*** Provided passage ***
Cross-Disciplinary Problems

13 Radioactive Decay and Carbon Dating Nuclear / Archaeology Medium

A wooden artifact from an archaeological site has a $^{14}\text{C}$ activity of 8.2 disintegrations per minute per gram of carbon. Living wood has an activity of 15.3 dpm/g. The half-life of $^{14}\text{C}$ is 5730 years.

Calculate the age of the artifact.
Why is carbon dating unreliable for samples older than ~50,000 years?
A sample of bone contains both original carbon and contaminating modern carbon (from groundwater). If 5% of the carbon is modern contamination, by how much would the apparent age underestimate the true age for a 20,000-year-old sample?
*** End of Provided passage ***
Problems to solve.
**A)** In the carbon dating problem, echo the words starting with "A wooden artifact" and going on through "a 20,000-year-old sample?".
**B)** Translate this sentence from the carbon dating problem into French: "Living wood has an activity of 15.3 dpm/g."
**C)** Finish out the next part of the carbon dating problem, picking up after its final question about bone contaminated with modern carbon.
*** Data excerpts ***
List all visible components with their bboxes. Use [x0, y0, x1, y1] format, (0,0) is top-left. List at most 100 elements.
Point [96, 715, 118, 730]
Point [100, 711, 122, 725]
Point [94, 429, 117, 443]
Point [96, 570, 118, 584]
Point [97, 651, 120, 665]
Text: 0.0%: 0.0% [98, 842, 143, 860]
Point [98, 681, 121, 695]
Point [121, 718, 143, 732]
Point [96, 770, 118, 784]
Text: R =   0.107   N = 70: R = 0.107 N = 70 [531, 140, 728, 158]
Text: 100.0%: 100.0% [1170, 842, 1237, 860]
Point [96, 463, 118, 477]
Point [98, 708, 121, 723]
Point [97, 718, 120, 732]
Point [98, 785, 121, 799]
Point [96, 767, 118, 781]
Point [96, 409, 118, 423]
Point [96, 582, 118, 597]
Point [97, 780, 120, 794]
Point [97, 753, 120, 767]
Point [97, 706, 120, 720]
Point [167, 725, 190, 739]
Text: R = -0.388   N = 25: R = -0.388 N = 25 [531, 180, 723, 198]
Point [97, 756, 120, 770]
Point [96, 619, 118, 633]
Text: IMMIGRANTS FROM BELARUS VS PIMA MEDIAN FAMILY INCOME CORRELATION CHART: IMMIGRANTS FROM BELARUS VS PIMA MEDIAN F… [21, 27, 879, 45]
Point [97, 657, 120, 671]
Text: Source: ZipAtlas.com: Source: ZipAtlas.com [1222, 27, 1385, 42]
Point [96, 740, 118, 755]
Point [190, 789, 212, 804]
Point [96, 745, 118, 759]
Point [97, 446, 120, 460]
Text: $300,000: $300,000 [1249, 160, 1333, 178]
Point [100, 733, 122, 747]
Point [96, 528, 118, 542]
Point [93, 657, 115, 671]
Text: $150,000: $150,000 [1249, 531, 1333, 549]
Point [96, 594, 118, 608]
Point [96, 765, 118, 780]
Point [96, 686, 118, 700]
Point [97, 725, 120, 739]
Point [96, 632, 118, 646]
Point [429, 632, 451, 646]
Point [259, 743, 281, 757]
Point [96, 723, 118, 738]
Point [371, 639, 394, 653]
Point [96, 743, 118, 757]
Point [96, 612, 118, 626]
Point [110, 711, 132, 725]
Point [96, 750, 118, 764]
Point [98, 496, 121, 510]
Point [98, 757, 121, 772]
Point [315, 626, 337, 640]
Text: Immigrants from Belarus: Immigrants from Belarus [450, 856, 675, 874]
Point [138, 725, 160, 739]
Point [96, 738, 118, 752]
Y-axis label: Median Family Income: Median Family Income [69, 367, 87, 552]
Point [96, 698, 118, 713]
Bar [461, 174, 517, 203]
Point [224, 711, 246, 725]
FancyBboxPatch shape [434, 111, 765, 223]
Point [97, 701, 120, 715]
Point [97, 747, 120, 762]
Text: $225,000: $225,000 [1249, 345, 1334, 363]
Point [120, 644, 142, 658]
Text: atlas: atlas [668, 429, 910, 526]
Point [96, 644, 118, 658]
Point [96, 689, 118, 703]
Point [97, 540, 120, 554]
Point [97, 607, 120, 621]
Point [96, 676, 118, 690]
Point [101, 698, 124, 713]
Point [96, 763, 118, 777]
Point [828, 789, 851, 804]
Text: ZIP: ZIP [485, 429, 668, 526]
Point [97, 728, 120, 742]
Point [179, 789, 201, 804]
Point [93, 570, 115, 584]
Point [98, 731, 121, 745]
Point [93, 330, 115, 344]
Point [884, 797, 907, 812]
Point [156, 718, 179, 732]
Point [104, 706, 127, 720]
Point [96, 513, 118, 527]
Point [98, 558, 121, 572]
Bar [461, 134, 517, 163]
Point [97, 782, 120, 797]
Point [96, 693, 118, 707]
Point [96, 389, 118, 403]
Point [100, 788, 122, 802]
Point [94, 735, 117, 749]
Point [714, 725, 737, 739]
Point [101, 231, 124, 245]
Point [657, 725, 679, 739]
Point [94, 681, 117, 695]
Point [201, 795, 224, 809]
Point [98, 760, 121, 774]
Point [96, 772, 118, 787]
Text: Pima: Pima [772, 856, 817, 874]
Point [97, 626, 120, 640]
*** End of Data excerpts ***
Responses by task.
**A)**
A wooden artifact from an archaeological site has a $^{14}\text{C}$ activity of 8.2 disintegrations per minute per gram of carbon. Living wood has an activity of 15.3 dpm/g. The half-life of $^{14}\text{C}$ is 5730 years.

Calculate the age of the artifact.
Why is carbon dating unreliable for samples older than ~50,000 years?
A sample of bone contains both original carbon and contaminating modern carbon (from groundwater). If 5% of the carbon is modern contamination, by how much would the apparent age underestimate the true age for a 20,000-year-old sample?

**B)** Le bois vivant a une activité de 15,3 dpm/g.

**C)**
Hint

(1) $A = A_0 e^{-\lambda t}$. $\lambda = \frac{\ln 2}{5730} = 1.21 \times 10^{-4}\;\text{yr}^{-1}$. $8.2 = 15.3\,e^{-\lambda t}$. $t = -\frac{\ln(8.2/15.3)}{\lambda} = \frac{\ln(1.866)}{\lambda} = \frac{0.6245}{1.21 \times 10^{-4}} \approx 5160\;\text{years}$. (2) After ~50,000 years (~9 half-lives), activity drops to ~0.2% of original — comparable to background radiation, making measurement unreliable. (3) True activity at 20,000 yr: $A = 15.3 \times e^{-\lambda \times 20000} = 15.3 \times 0.0891 = 1.36\;\text{dpm/g}$. With 5% contamination: $A_{\text{measured}} = 0.95(1.36) + 0.05(15.3) = 1.29 + 0.77 = 2.06\;\text{dpm/g}$. Apparent age $= \frac{\ln(15.3/2.06)}{\lambda} = 16{,}400\;\text{years}$. Underestimates by ~3,600 years.

14 Biophysics — Osmotic Pressure Physics / Biology Hard

Red blood cells are placed in three different NaCl solutions at $37°\text{C}$. The intracellular fluid has an osmolarity of approximately 300 mOsm/L.

Calculate the osmotic pressure of normal saline (0.9% NaCl, MW = 58.44 g/mol) using the van't Hoff equation ($\pi = iMRT$, where $i$ is the van't Hoff factor). Is this isotonic with blood?
If cells are placed in 0.45% NaCl, calculate the osmotic pressure difference and predict what happens to the cells.
A patient needs an IV drip of 5% glucose (MW = 180 g/mol, $i = 1$). Is this approximately isotonic? Calculate to verify.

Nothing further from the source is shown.